What is asked:
Check each line below for the word "TRÊN", and copy those that have it.

Data extracted from a collection:
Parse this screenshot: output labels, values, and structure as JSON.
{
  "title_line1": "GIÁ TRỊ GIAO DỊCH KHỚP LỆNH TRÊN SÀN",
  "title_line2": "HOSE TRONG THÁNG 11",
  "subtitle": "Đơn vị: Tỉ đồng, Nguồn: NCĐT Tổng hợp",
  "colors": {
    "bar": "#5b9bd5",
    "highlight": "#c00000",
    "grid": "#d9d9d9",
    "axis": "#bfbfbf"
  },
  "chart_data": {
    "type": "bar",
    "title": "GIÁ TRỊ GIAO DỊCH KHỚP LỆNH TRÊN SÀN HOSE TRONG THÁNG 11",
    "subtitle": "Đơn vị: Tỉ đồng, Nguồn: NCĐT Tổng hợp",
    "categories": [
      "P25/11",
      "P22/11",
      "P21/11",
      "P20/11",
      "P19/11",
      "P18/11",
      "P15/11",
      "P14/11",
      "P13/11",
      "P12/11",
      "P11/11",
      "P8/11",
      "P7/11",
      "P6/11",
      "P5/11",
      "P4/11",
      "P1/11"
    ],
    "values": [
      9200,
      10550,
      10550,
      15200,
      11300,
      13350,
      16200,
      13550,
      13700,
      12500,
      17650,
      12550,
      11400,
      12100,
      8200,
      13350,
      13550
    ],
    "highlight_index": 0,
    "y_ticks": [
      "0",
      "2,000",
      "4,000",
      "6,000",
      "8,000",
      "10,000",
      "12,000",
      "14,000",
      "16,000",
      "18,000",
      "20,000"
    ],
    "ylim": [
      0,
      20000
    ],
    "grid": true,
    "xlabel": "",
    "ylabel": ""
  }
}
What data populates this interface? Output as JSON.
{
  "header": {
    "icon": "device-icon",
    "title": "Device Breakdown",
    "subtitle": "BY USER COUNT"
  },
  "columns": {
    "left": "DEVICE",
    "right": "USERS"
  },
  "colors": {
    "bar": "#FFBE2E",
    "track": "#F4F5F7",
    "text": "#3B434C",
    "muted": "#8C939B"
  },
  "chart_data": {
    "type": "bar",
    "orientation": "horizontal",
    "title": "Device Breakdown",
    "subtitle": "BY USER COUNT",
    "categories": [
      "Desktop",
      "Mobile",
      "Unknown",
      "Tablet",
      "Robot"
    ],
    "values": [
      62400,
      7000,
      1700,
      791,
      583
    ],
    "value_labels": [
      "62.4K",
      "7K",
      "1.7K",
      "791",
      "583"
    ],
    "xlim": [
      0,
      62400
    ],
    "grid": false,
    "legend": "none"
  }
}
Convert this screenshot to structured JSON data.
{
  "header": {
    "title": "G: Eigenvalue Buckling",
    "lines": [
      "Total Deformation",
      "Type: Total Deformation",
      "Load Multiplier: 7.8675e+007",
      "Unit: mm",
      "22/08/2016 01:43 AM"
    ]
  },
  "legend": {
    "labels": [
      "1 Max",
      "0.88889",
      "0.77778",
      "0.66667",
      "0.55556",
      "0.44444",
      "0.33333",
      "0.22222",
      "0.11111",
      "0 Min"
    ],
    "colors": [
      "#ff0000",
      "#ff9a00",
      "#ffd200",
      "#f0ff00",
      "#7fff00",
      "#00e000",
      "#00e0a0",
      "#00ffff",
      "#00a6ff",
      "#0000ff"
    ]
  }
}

Exercise response:
  "title_line1": "GIÁ TRỊ GIAO DỊCH KHỚP LỆNH TRÊN SÀN",
    "title": "GIÁ TRỊ GIAO DỊCH KHỚP LỆNH TRÊN SÀN HOSE TRONG THÁNG 11",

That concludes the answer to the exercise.